GOAL:
Using the data beneath, show every line that includes the word "galons".

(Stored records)
━━━━━━━━━━━━━━━━━━━━

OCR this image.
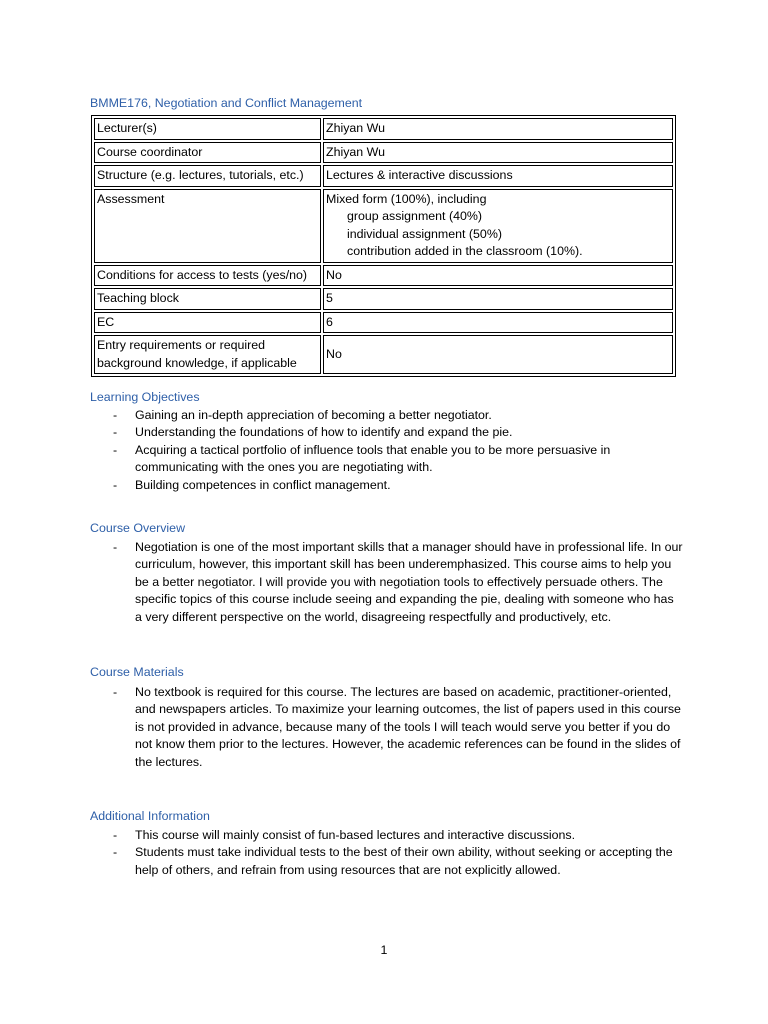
BMME176, Negotiation and Conflict Management
Lecturer(s)	Zhiyan Wu
Course coordinator	Zhiyan Wu
Structure (e.g. lectures, tutorials, etc.)	Lectures & interactive discussions
Assessment	Mixed form (100%), including
group assignment (40%)
individual assignment (50%)
contribution added in the classroom (10%).

Conditions for access to tests (yes/no)	No
Teaching block	5
EC	6

Entry requirements or required
background knowledge, if applicable	No
Learning Objectives
- Gaining an in-depth appreciation of becoming a better negotiator.
- Understanding the foundations of how to identify and expand the pie.
- Acquiring a tactical portfolio of influence tools that enable you to be more persuasive in communicating with the ones you are negotiating with.
- Building competences in conflict management.
Course Overview
- Negotiation is one of the most important skills that a manager should have in professional life. In our curriculum, however, this important skill has been underemphasized. This course aims to help you be a better negotiator. I will provide you with negotiation tools to effectively persuade others. The specific topics of this course include seeing and expanding the pie, dealing with someone who has a very different perspective on the world, disagreeing respectfully and productively, etc.
Course Materials
- No textbook is required for this course. The lectures are based on academic, practitioner-oriented, and newspapers articles. To maximize your learning outcomes, the list of papers used in this course is not provided in advance, because many of the tools I will teach would serve you better if you do not know them prior to the lectures. However, the academic references can be found in the slides of the lectures.
Additional Information
- This course will mainly consist of fun-based lectures and interactive discussions.
- Students must take individual tests to the best of their own ability, without seeking or accepting the help of others, and refrain from using resources that are not explicitly allowed.
1
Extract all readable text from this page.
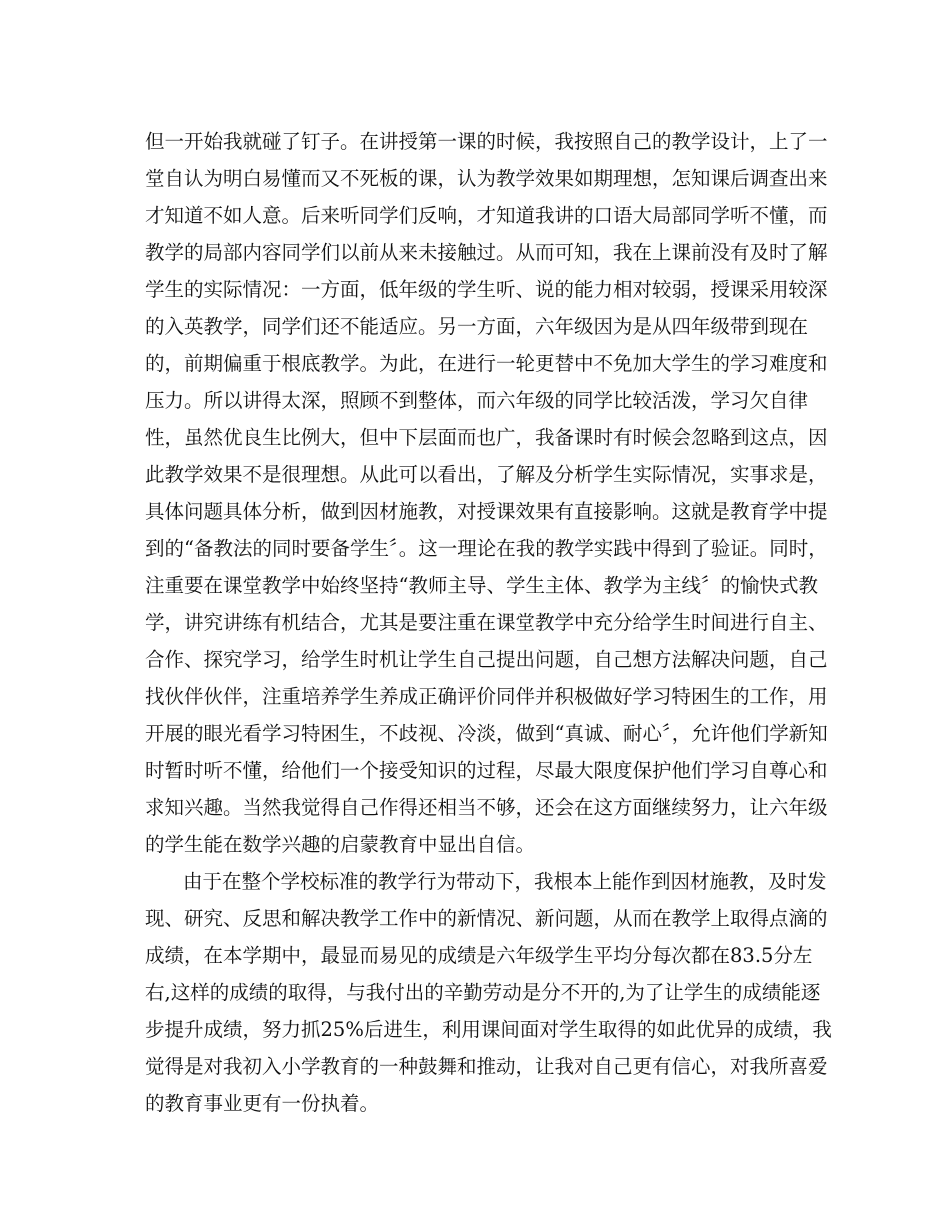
但一开始我就碰了钉子。在讲授第一课的时候，我按照自己的教学设计，上了一
堂自认为明白易懂而又不死板的课，认为教学效果如期理想，怎知课后调查出来
才知道不如人意。后来听同学们反响，才知道我讲的口语大局部同学听不懂，而
教学的局部内容同学们以前从来未接触过。从而可知，我在上课前没有及时了解
学生的实际情况：一方面，低年级的学生听、说的能力相对较弱，授课采用较深
的入英教学，同学们还不能适应。另一方面，六年级因为是从四年级带到现在
的，前期偏重于根底教学。为此，在进行一轮更替中不免加大学生的学习难度和
压力。所以讲得太深，照顾不到整体，而六年级的同学比较活泼，学习欠自律
性，虽然优良生比例大，但中下层面而也广，我备课时有时候会忽略到这点，因
此教学效果不是很理想。从此可以看出，了解及分析学生实际情况，实事求是，
具体问题具体分析，做到因材施教，对授课效果有直接影响。这就是教育学中提
到的“备教法的同时要备学生〞。这一理论在我的教学实践中得到了验证。同时，
注重要在课堂教学中始终坚持“教师主导、学生主体、教学为主线〞的愉快式教
学，讲究讲练有机结合，尤其是要注重在课堂教学中充分给学生时间进行自主、
合作、探究学习，给学生时机让学生自己提出问题，自己想方法解决问题，自己
找伙伴伙伴，注重培养学生养成正确评价同伴并积极做好学习特困生的工作，用
开展的眼光看学习特困生，不歧视、冷淡，做到“真诚、耐心〞，允许他们学新知
时暂时听不懂，给他们一个接受知识的过程，尽最大限度保护他们学习自尊心和
求知兴趣。当然我觉得自己作得还相当不够，还会在这方面继续努力，让六年级
的学生能在数学兴趣的启蒙教育中显出自信。
由于在整个学校标准的教学行为带动下，我根本上能作到因材施教，及时发
现、研究、反思和解决教学工作中的新情况、新问题，从而在教学上取得点滴的
成绩，在本学期中，最显而易见的成绩是六年级学生平均分每次都在83.5分左
右,这样的成绩的取得，与我付出的辛勤劳动是分不开的,为了让学生的成绩能逐
步提升成绩，努力抓25%后进生，利用课间面对学生取得的如此优异的成绩，我
觉得是对我初入小学教育的一种鼓舞和推动，让我对自己更有信心，对我所喜爱
的教育事业更有一份执着。
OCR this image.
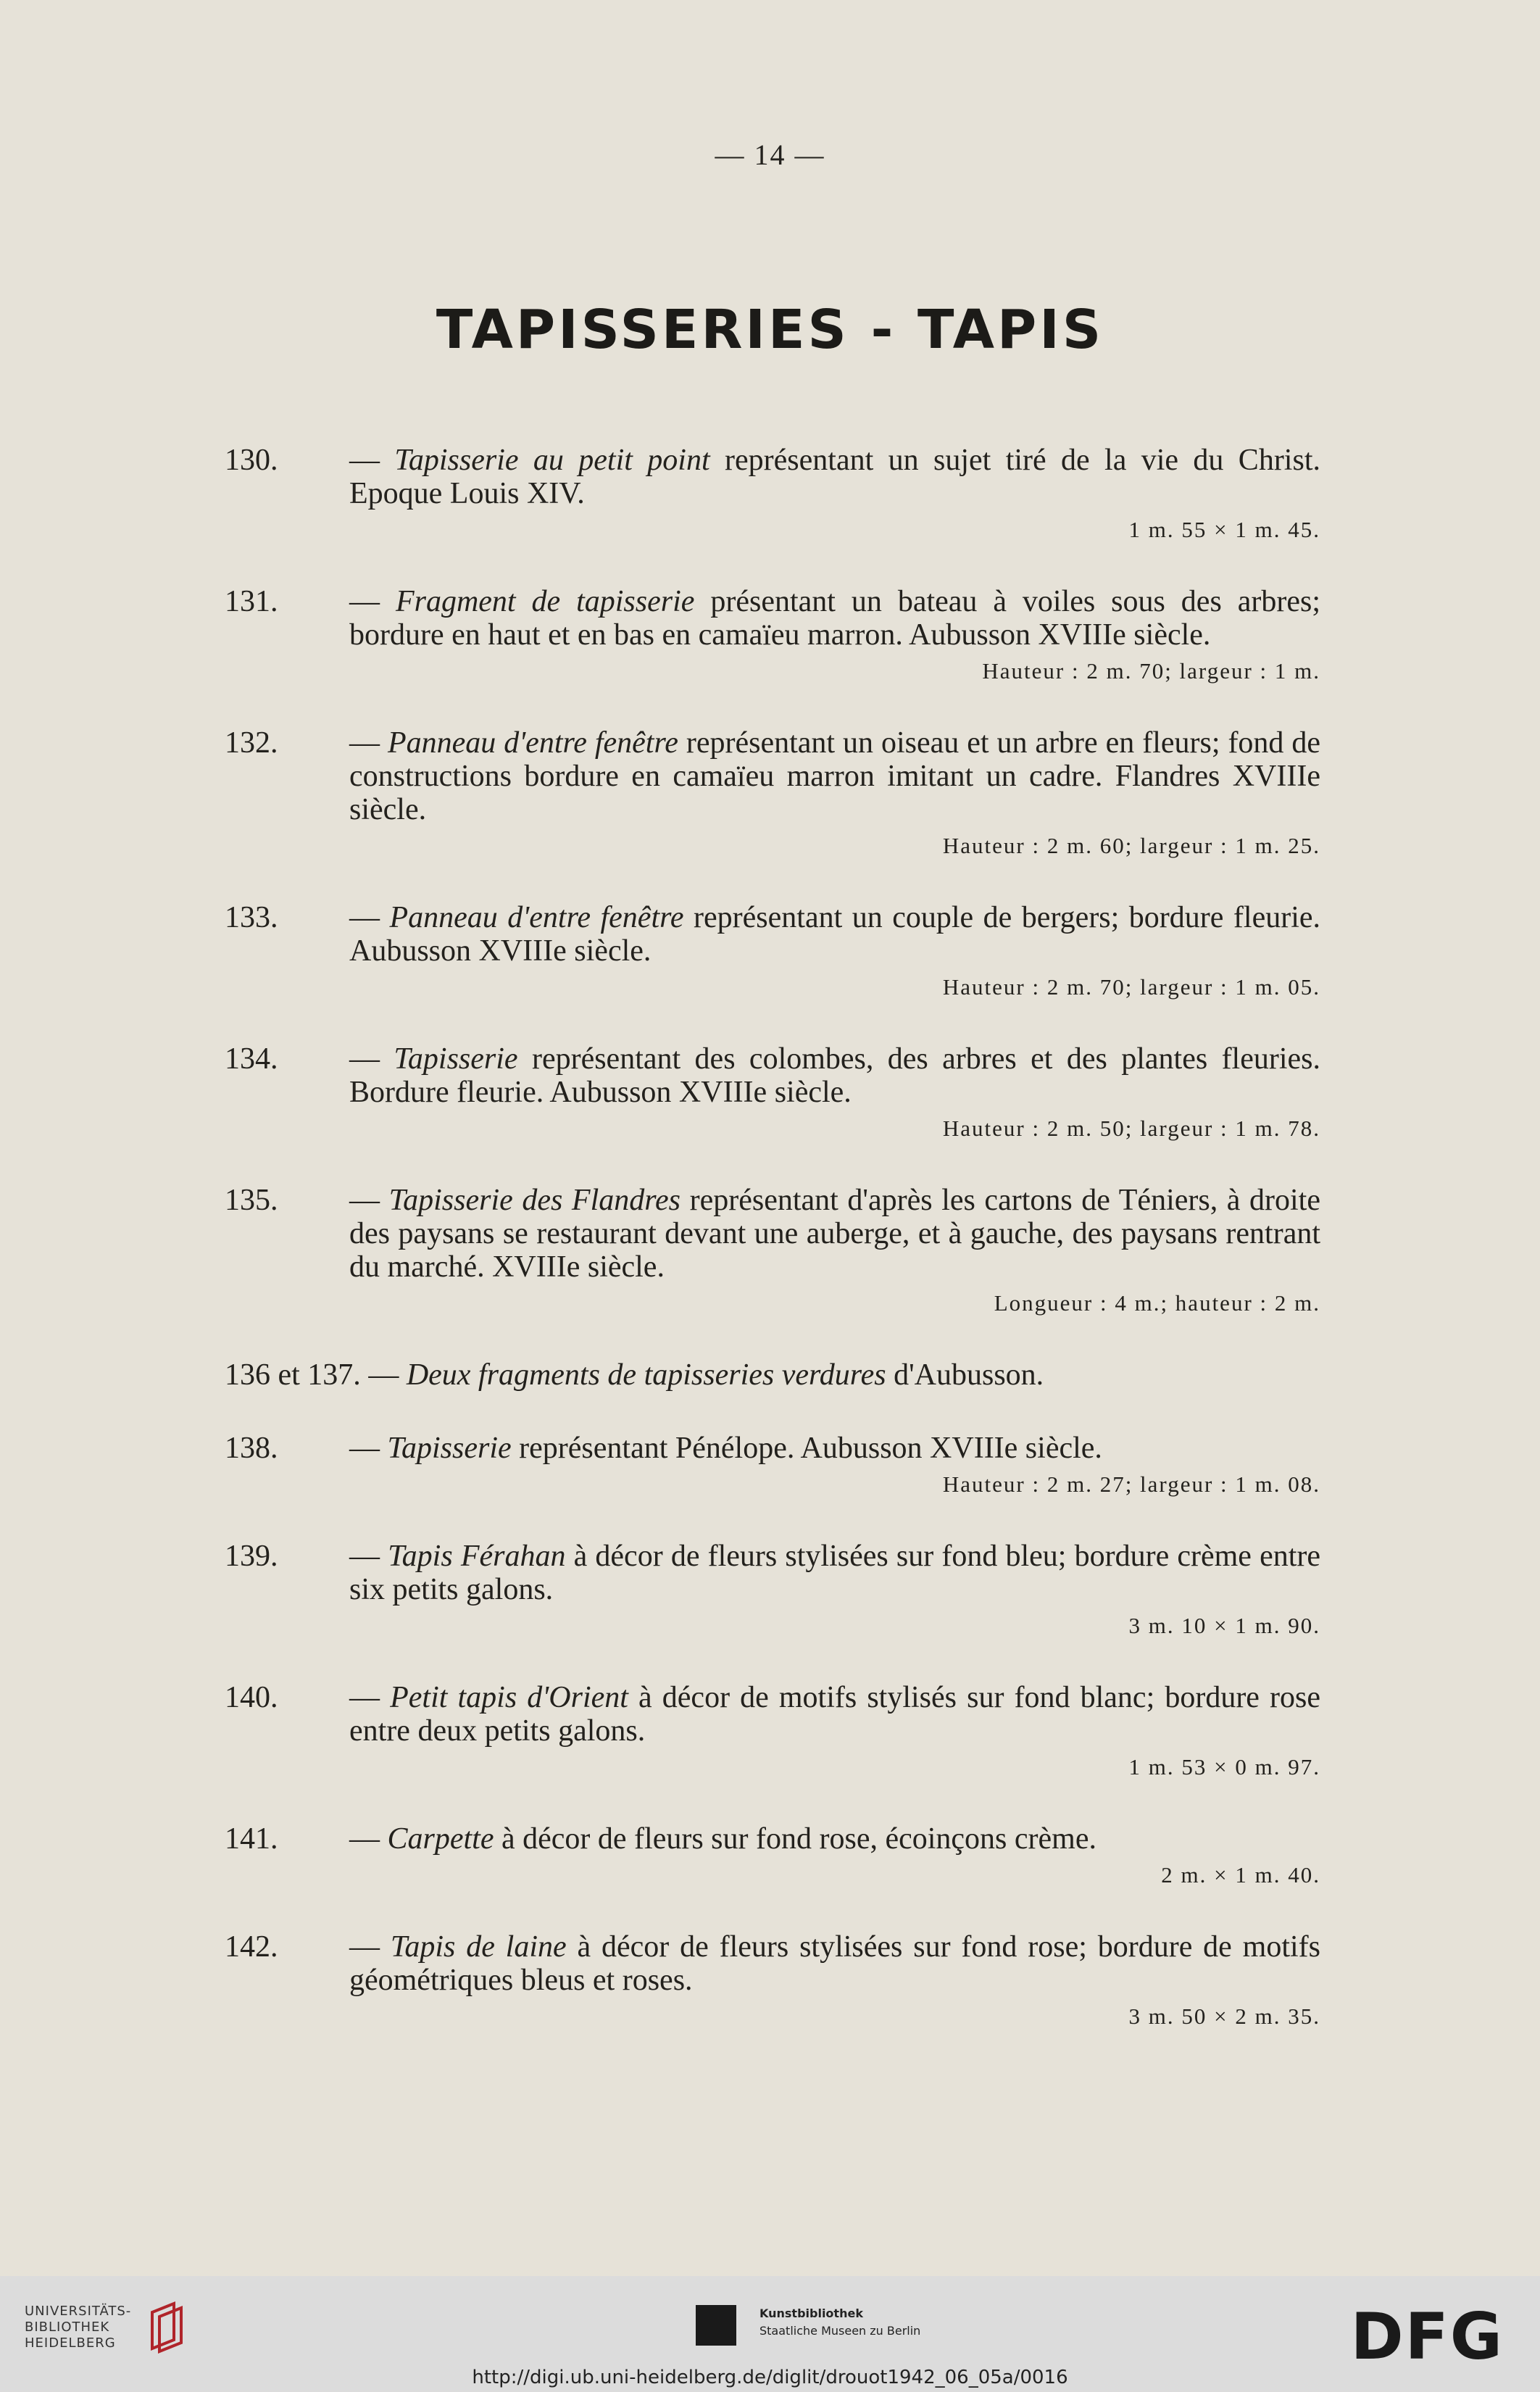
— 14 —
TAPISSERIES - TAPIS
130. — Tapisserie au petit point représentant un sujet tiré de la vie du Christ. Epoque Louis XIV.
1 m. 55 × 1 m. 45.
131. — Fragment de tapisserie présentant un bateau à voiles sous des arbres; bordure en haut et en bas en camaïeu marron. Aubusson XVIIIe siècle.
Hauteur : 2 m. 70; largeur : 1 m.
132. — Panneau d'entre fenêtre représentant un oiseau et un arbre en fleurs; fond de constructions bordure en camaïeu marron imitant un cadre. Flandres XVIIIe siècle.
Hauteur : 2 m. 60; largeur : 1 m. 25.
133. — Panneau d'entre fenêtre représentant un couple de bergers; bordure fleurie. Aubusson XVIIIe siècle.
Hauteur : 2 m. 70; largeur : 1 m. 05.
134. — Tapisserie représentant des colombes, des arbres et des plantes fleuries. Bordure fleurie. Aubusson XVIIIe siècle.
Hauteur : 2 m. 50; largeur : 1 m. 78.
135. — Tapisserie des Flandres représentant d'après les cartons de Téniers, à droite des paysans se restaurant devant une auberge, et à gauche, des paysans rentrant du marché. XVIIIe siècle.
Longueur : 4 m.; hauteur : 2 m.
136 et 137. — Deux fragments de tapisseries verdures d'Aubusson.
138. — Tapisserie représentant Pénélope. Aubusson XVIIIe siècle.
Hauteur : 2 m. 27; largeur : 1 m. 08.
139. — Tapis Férahan à décor de fleurs stylisées sur fond bleu; bordure crème entre six petits galons.
3 m. 10 × 1 m. 90.
140. — Petit tapis d'Orient à décor de motifs stylisés sur fond blanc; bordure rose entre deux petits galons.
1 m. 53 × 0 m. 97.
141. — Carpette à décor de fleurs sur fond rose, écoinçons crème.
2 m. × 1 m. 40.
142. — Tapis de laine à décor de fleurs stylisées sur fond rose; bordure de motifs géométriques bleus et roses.
3 m. 50 × 2 m. 35.
UNIVERSITÄTS-
BIBLIOTHEK
HEIDELBERG
Kunstbibliothek
Staatliche Museen zu Berlin	DFG
http://digi.ub.uni-heidelberg.de/diglit/drouot1942_06_05a/0016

━━━━━━━━━━━━━━━━━━━━

RESPONSE:
139. — Tapis Férahan à décor de fleurs stylisées sur fond bleu; bordure crème entre six petits galons.
140. — Petit tapis d'Orient à décor de motifs stylisés sur fond blanc; bordure rose entre deux petits galons.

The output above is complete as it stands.